§ **原文抜粋**
=-=-=-=-=

かんなび 学びいろいろ、環境人間学部のみちしるべ。

2024.11.05

【学生企画】MBTI性格診断って本当に信じられるの?ゼミの指導教員である心理学教授に聞いてみた!

流行りのMBTI性格診断

こんにちは!兵庫県立大学環境人間学部人間形成系で心理学について学んでいる3回生です!みなさんはMBTI性格診断というものを知っていますか?最近、芸能人やYouTuber、アイドルまでもがこのMBTI性格診断をやっており、非常によく聞く言葉ですよね。私も友人に誘われてやってみたところ、ENTP-T(討論者)でした!

これだけ流行りに流行っているのはMBTI性格診断に信憑性があるからではないかと思いました。自己紹介で使う人もいるぐらい、結果を示せば自分を分かってもらえると認識されていますよね。しかし、専門家に診断してもらったわけでもなく、ただのネット上の性格診断なのに本当に信じられるものなのか疑問に思ったので、今回は私が現在学んでいるゼミの先生である発達心理学が専門の保坂裕子先生にお話を伺いました!

MBTIってなに?

そもそもMBTI性格診断とは、NERIS Analytics Limitedというイギリスのリサーチサービス会社により作成された性格テストです。

=-=-=-=-=

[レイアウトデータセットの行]

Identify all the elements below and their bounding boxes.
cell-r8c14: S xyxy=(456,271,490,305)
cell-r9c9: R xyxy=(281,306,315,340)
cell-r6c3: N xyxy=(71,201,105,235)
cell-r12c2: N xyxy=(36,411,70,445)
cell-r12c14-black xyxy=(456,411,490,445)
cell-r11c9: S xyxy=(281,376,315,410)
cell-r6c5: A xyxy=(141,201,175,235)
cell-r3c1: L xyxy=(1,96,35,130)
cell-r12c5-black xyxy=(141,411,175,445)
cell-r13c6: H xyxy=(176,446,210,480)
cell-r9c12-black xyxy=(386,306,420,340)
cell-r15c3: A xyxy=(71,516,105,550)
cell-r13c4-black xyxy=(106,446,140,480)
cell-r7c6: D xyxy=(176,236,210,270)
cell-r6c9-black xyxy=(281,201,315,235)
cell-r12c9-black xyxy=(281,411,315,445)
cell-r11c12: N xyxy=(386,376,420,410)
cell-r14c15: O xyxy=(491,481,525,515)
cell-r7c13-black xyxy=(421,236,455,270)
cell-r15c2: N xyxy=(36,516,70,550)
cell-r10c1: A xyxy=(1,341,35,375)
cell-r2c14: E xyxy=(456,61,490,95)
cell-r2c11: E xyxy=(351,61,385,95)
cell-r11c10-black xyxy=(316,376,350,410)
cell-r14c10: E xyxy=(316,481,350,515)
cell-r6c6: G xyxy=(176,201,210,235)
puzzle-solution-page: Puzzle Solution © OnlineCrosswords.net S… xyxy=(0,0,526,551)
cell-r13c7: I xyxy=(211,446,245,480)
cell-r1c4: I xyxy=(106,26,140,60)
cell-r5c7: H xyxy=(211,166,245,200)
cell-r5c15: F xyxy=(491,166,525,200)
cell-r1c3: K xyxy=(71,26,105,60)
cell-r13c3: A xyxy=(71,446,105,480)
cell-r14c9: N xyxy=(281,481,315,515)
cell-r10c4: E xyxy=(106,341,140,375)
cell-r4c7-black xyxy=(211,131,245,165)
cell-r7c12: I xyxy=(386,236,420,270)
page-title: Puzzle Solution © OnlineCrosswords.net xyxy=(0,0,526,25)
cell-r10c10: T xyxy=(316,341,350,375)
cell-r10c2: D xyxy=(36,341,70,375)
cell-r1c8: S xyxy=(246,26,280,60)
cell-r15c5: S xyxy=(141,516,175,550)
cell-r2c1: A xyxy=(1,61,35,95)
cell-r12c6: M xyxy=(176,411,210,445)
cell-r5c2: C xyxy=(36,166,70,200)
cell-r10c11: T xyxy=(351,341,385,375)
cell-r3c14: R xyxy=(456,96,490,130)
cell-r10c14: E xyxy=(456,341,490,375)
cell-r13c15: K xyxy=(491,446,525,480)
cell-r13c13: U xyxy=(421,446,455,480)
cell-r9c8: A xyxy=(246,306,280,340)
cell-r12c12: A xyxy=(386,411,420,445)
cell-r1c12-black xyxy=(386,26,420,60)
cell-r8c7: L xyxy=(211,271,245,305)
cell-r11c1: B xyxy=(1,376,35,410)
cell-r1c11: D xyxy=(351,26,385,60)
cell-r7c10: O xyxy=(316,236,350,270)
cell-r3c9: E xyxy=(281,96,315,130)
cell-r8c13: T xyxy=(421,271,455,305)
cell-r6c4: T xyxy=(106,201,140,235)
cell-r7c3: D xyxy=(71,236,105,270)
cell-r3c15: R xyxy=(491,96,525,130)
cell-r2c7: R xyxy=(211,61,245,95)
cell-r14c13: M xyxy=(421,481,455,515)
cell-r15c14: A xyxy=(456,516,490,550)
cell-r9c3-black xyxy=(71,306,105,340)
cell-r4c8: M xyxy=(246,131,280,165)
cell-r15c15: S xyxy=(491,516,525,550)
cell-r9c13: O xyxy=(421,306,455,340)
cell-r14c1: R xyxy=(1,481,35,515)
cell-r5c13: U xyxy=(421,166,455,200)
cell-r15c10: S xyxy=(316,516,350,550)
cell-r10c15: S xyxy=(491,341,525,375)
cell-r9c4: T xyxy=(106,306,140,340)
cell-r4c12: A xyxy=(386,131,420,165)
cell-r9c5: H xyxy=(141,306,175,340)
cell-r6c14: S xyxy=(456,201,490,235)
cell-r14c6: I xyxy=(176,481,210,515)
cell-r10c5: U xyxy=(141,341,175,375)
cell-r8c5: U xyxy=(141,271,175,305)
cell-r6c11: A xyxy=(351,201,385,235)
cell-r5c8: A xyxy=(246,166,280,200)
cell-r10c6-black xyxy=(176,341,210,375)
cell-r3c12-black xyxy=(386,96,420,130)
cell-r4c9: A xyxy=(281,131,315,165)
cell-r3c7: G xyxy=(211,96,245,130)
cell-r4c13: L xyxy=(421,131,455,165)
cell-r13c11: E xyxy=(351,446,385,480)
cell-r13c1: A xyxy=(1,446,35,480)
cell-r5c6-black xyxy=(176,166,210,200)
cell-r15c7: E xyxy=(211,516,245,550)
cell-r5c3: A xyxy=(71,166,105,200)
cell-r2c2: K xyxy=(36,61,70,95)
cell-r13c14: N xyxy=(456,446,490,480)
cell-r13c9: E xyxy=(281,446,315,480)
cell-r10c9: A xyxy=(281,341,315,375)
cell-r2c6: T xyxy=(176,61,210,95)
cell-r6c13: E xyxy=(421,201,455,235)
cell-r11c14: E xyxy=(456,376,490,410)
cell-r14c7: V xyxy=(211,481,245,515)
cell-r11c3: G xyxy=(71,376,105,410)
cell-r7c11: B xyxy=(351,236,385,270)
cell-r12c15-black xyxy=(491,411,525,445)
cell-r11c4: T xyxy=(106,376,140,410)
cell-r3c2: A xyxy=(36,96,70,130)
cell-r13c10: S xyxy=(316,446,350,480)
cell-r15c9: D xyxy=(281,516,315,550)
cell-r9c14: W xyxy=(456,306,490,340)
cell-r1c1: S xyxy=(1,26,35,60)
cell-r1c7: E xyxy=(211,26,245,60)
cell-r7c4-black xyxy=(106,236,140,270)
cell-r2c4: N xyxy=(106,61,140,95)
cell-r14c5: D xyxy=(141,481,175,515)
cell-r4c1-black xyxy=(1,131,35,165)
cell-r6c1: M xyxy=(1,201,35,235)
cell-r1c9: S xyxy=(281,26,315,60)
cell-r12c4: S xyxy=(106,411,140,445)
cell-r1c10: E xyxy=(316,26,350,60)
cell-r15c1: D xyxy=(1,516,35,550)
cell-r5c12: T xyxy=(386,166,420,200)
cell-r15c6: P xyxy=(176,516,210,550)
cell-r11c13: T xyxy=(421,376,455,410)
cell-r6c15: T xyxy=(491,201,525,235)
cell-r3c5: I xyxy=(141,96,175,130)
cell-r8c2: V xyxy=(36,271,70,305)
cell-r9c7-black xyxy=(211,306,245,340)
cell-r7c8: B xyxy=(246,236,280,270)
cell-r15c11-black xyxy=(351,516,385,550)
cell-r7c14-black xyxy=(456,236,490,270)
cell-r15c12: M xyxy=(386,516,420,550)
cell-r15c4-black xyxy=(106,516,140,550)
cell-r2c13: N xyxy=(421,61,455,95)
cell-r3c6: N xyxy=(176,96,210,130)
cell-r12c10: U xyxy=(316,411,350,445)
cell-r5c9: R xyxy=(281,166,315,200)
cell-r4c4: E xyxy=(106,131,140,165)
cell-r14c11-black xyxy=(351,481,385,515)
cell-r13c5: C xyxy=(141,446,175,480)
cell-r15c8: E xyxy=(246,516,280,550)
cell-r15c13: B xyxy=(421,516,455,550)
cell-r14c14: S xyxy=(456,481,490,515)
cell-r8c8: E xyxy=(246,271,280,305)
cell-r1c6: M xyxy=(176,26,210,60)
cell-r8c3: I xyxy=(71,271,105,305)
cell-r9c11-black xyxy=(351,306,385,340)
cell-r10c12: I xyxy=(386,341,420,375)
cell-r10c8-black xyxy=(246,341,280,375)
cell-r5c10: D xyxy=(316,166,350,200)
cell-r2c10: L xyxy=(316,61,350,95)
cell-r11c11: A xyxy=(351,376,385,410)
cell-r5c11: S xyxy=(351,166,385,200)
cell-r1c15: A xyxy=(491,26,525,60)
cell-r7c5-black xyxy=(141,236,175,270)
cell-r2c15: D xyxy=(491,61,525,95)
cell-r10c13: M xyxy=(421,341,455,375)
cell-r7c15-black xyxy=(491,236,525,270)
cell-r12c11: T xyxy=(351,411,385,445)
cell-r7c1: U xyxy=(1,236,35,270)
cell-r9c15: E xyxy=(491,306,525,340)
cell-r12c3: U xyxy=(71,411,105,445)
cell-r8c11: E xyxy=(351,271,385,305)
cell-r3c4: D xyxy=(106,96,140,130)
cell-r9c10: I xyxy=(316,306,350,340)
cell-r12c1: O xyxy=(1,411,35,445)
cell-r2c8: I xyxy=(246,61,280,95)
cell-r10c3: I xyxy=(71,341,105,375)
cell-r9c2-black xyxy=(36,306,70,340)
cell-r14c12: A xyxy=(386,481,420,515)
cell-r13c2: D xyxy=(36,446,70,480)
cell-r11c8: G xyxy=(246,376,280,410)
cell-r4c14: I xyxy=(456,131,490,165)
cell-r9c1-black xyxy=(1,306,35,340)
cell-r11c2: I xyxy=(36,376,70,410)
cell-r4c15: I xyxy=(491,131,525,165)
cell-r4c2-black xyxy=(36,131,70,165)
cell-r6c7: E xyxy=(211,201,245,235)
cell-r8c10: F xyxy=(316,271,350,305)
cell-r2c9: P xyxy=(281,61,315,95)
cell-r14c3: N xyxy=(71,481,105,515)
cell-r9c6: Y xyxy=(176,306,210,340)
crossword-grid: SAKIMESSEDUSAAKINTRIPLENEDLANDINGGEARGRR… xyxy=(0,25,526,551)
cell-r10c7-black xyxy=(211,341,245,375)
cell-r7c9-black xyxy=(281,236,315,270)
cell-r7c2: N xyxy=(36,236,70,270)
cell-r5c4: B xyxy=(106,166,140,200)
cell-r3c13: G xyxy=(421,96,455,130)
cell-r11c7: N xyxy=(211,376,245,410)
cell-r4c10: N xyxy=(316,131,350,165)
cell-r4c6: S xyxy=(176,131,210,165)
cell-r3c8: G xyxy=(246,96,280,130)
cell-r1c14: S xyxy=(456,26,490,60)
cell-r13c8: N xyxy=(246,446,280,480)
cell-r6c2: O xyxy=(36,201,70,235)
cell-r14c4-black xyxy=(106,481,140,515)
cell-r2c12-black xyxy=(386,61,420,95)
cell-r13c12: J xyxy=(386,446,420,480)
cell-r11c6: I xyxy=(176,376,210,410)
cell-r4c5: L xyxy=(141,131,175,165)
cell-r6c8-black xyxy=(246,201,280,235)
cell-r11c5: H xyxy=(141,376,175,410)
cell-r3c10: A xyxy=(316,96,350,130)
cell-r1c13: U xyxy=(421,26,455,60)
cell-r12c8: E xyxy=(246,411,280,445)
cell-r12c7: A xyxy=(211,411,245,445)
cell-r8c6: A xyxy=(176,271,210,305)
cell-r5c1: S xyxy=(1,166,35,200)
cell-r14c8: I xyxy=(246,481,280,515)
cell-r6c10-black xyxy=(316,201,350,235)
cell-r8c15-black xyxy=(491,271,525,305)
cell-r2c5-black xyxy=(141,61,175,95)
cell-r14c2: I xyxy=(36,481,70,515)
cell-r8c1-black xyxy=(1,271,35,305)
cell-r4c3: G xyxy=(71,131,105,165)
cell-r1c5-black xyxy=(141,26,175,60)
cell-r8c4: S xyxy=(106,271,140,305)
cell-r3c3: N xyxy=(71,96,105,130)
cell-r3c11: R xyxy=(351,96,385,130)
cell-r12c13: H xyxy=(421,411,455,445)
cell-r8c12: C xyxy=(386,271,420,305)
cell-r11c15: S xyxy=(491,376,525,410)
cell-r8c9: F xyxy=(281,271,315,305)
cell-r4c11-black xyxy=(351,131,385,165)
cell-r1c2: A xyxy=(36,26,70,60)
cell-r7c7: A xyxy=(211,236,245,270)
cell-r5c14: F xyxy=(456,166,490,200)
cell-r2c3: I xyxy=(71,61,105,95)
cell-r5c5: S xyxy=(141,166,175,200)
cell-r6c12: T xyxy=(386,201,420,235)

=-=-=-=-=

§ **指示 A**
MBTIの記事にある次の一文を英語に訳してください：「そもそもMBTI性格診断とは、NERIS Analytics Limitedというイギリスのリサーチサービス会社により作成された性格テストです。」
§ **指示 B**
リストの先頭から「cell-r15c2: N xyxy=(36,516,70,550)」を含む行までを、その行も含めて一字一句そのまま出力してください。
本文とリストは、それぞれ別の出典から取られている。

§ **解答 A**
To begin with, the MBTI personality assessment is a personality test created by NERIS Analytics Limited, a British research services company.

§ **解答 B**
Identify all the elements below and their bounding boxes.
cell-r8c14: S xyxy=(456,271,490,305)
cell-r9c9: R xyxy=(281,306,315,340)
cell-r6c3: N xyxy=(71,201,105,235)
cell-r12c2: N xyxy=(36,411,70,445)
cell-r12c14-black xyxy=(456,411,490,445)
cell-r11c9: S xyxy=(281,376,315,410)
cell-r6c5: A xyxy=(141,201,175,235)
cell-r3c1: L xyxy=(1,96,35,130)
cell-r12c5-black xyxy=(141,411,175,445)
cell-r13c6: H xyxy=(176,446,210,480)
cell-r9c12-black xyxy=(386,306,420,340)
cell-r15c3: A xyxy=(71,516,105,550)
cell-r13c4-black xyxy=(106,446,140,480)
cell-r7c6: D xyxy=(176,236,210,270)
cell-r6c9-black xyxy=(281,201,315,235)
cell-r12c9-black xyxy=(281,411,315,445)
cell-r11c12: N xyxy=(386,376,420,410)
cell-r14c15: O xyxy=(491,481,525,515)
cell-r7c13-black xyxy=(421,236,455,270)
cell-r15c2: N xyxy=(36,516,70,550)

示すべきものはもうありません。